---------- WORKING DATA ----------
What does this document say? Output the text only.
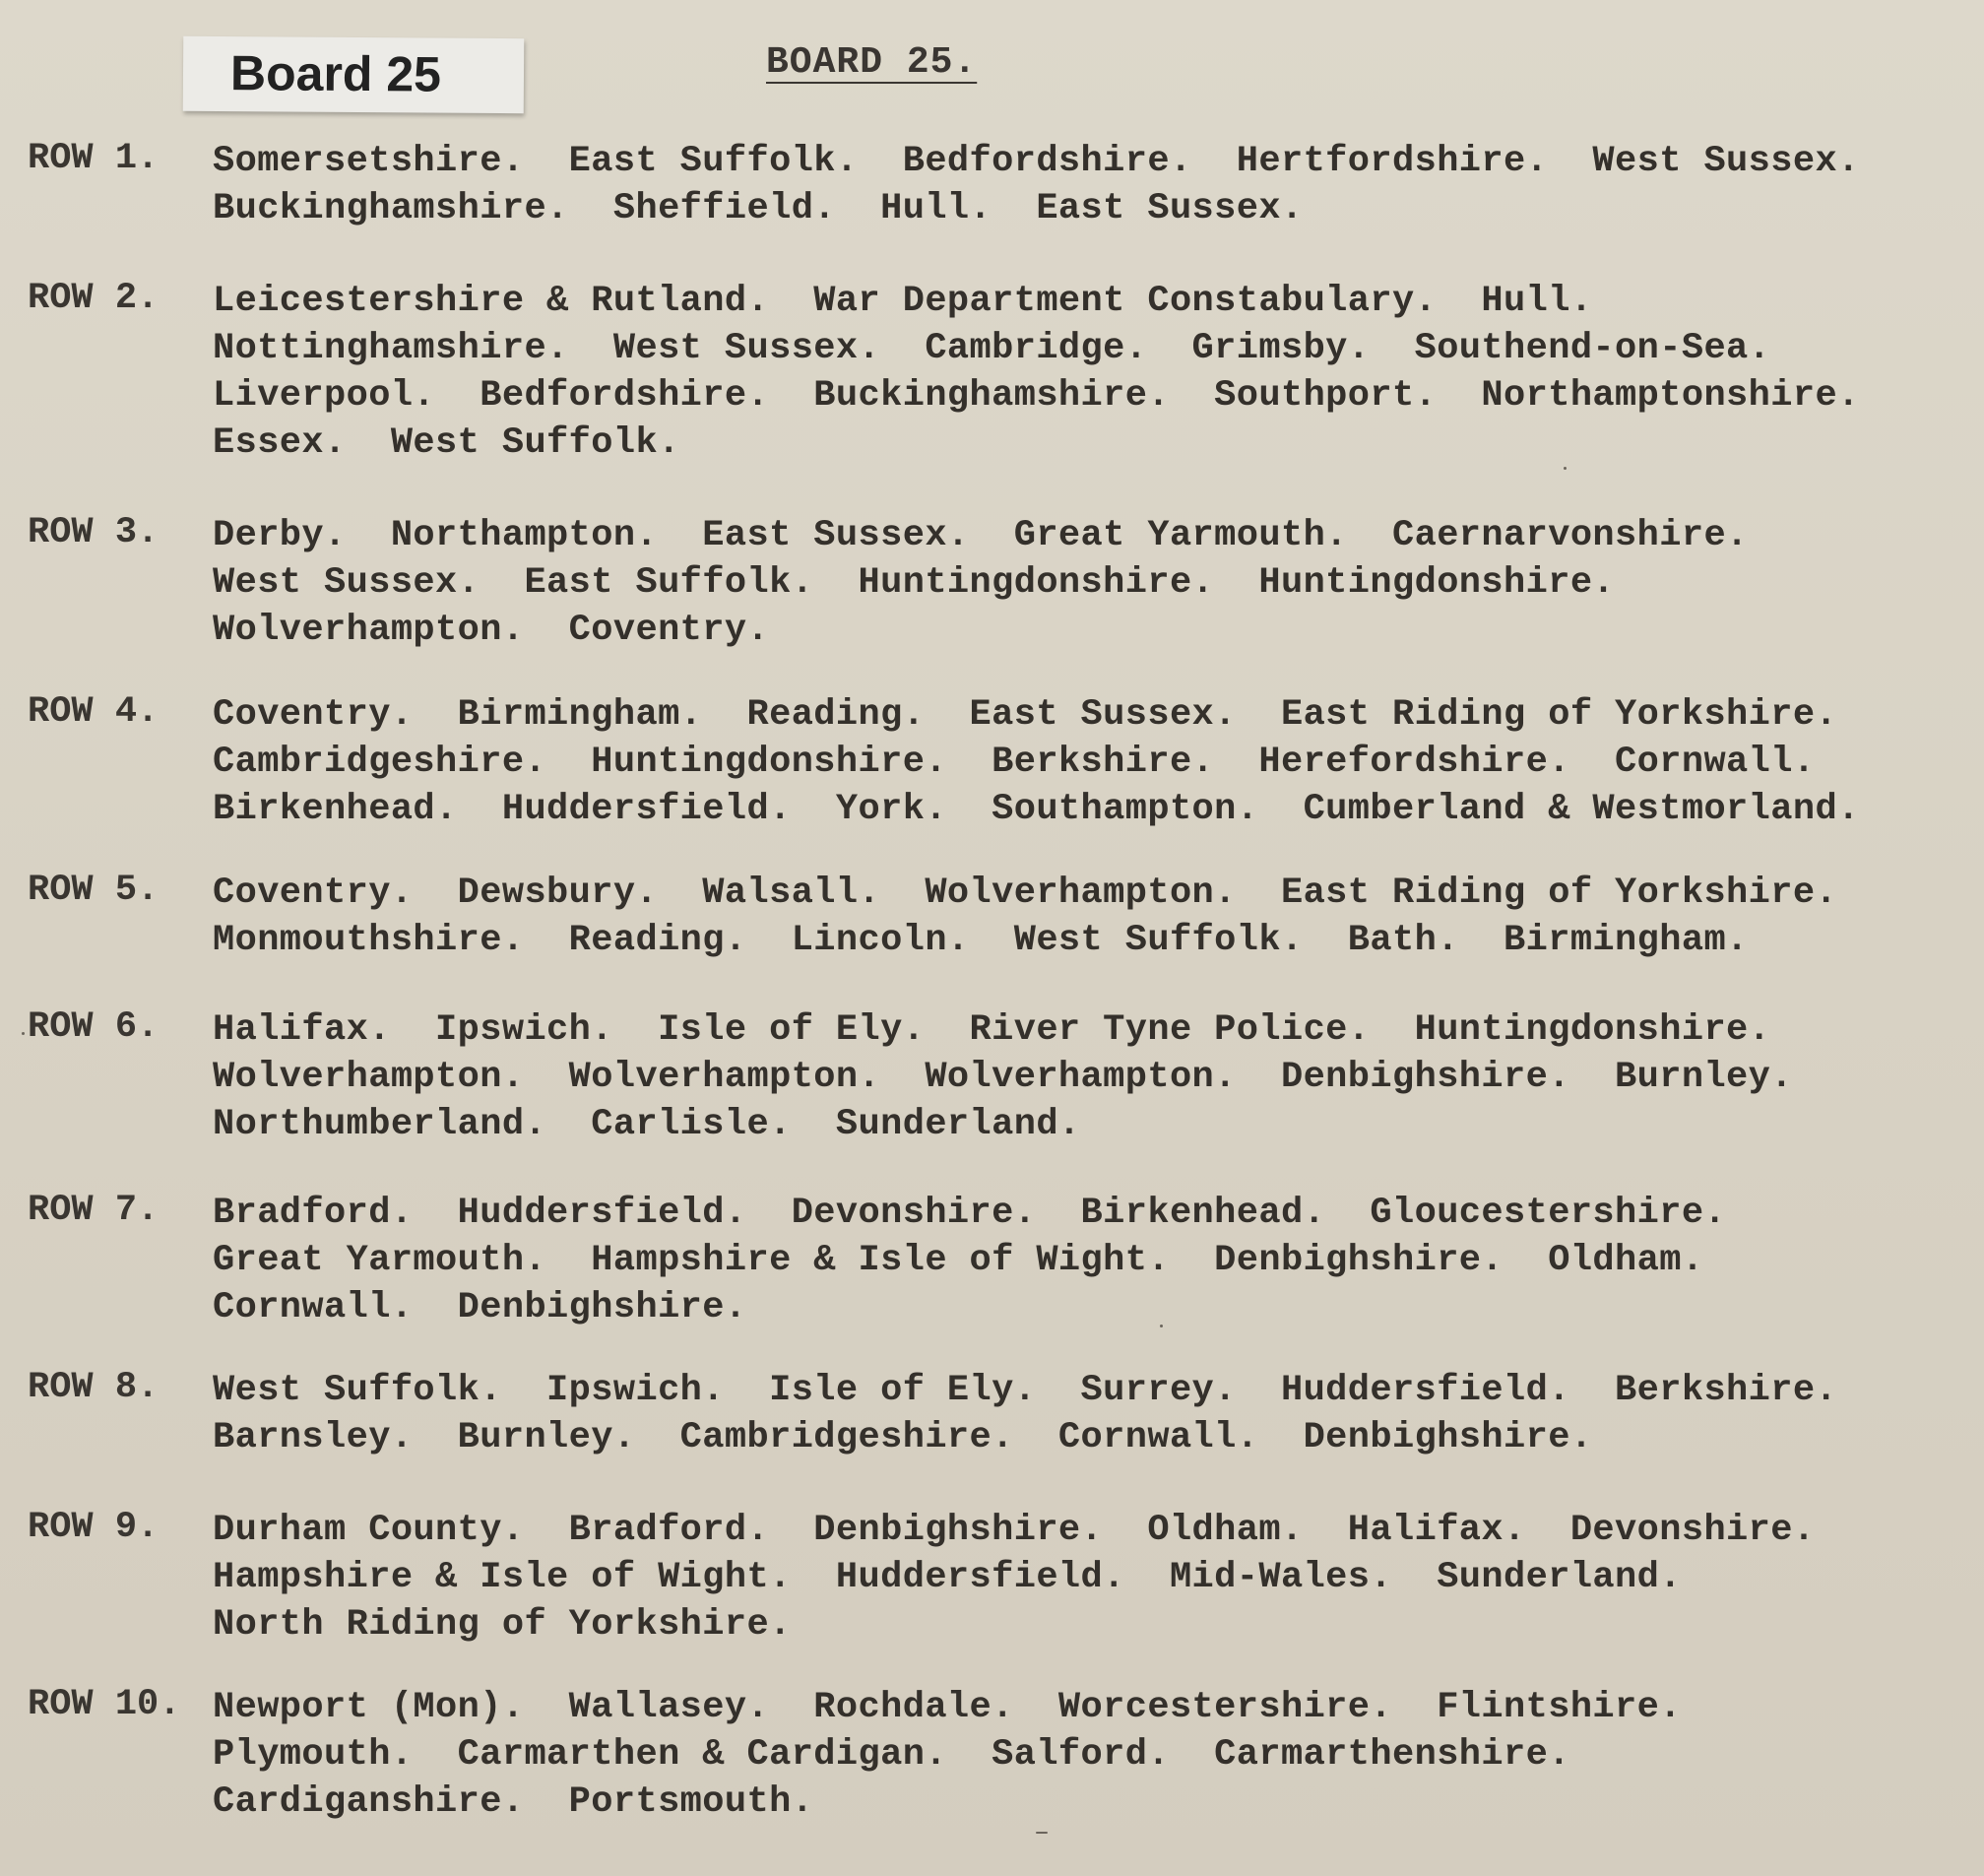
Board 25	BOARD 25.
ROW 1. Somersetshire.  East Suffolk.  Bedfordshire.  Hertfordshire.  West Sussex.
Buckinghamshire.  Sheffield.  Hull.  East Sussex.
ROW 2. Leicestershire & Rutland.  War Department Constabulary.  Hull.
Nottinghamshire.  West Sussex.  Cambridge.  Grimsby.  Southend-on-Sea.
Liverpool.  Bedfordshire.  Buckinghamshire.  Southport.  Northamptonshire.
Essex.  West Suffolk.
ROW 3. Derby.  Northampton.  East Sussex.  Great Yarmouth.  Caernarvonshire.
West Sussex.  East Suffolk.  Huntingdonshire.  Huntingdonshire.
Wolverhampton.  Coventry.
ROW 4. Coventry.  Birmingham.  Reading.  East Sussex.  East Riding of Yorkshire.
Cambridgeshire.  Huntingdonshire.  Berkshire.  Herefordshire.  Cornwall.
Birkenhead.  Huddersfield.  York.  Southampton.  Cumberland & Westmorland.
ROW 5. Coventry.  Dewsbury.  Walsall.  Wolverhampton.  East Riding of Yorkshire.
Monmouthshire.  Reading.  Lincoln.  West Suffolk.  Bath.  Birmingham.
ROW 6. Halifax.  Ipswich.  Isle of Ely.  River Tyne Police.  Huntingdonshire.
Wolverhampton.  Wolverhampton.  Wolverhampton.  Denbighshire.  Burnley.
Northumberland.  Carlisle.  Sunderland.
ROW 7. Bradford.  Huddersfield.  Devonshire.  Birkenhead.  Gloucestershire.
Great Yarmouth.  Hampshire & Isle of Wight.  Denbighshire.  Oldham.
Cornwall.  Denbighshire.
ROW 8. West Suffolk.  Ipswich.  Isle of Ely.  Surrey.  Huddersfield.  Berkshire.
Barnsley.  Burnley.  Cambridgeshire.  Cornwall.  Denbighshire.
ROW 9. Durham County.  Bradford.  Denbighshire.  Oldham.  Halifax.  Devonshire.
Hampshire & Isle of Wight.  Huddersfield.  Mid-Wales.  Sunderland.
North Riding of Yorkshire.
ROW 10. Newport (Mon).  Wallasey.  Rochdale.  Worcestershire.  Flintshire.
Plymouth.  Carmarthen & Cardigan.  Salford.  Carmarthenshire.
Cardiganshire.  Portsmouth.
----------
(WHAT YOU ARE ASKED TO DO):
Output every entry verbatim. Pictures do not belong in the copy.

(RESULT FOR THIS EXERCISE):
What does this document say? Output the text only.
Board 25	BOARD 25.
ROW 1. Somersetshire.  East Suffolk.  Bedfordshire.  Hertfordshire.  West Sussex.
Buckinghamshire.  Sheffield.  Hull.  East Sussex.
ROW 2. Leicestershire & Rutland.  War Department Constabulary.  Hull.
Nottinghamshire.  West Sussex.  Cambridge.  Grimsby.  Southend-on-Sea.
Liverpool.  Bedfordshire.  Buckinghamshire.  Southport.  Northamptonshire.
Essex.  West Suffolk.
ROW 3. Derby.  Northampton.  East Sussex.  Great Yarmouth.  Caernarvonshire.
West Sussex.  East Suffolk.  Huntingdonshire.  Huntingdonshire.
Wolverhampton.  Coventry.
ROW 4. Coventry.  Birmingham.  Reading.  East Sussex.  East Riding of Yorkshire.
Cambridgeshire.  Huntingdonshire.  Berkshire.  Herefordshire.  Cornwall.
Birkenhead.  Huddersfield.  York.  Southampton.  Cumberland & Westmorland.
ROW 5. Coventry.  Dewsbury.  Walsall.  Wolverhampton.  East Riding of Yorkshire.
Monmouthshire.  Reading.  Lincoln.  West Suffolk.  Bath.  Birmingham.
ROW 6. Halifax.  Ipswich.  Isle of Ely.  River Tyne Police.  Huntingdonshire.
Wolverhampton.  Wolverhampton.  Wolverhampton.  Denbighshire.  Burnley.
Northumberland.  Carlisle.  Sunderland.
ROW 7. Bradford.  Huddersfield.  Devonshire.  Birkenhead.  Gloucestershire.
Great Yarmouth.  Hampshire & Isle of Wight.  Denbighshire.  Oldham.
Cornwall.  Denbighshire.
ROW 8. West Suffolk.  Ipswich.  Isle of Ely.  Surrey.  Huddersfield.  Berkshire.
Barnsley.  Burnley.  Cambridgeshire.  Cornwall.  Denbighshire.
ROW 9. Durham County.  Bradford.  Denbighshire.  Oldham.  Halifax.  Devonshire.
Hampshire & Isle of Wight.  Huddersfield.  Mid-Wales.  Sunderland.
North Riding of Yorkshire.
ROW 10. Newport (Mon).  Wallasey.  Rochdale.  Worcestershire.  Flintshire.
Plymouth.  Carmarthen & Cardigan.  Salford.  Carmarthenshire.
Cardiganshire.  Portsmouth.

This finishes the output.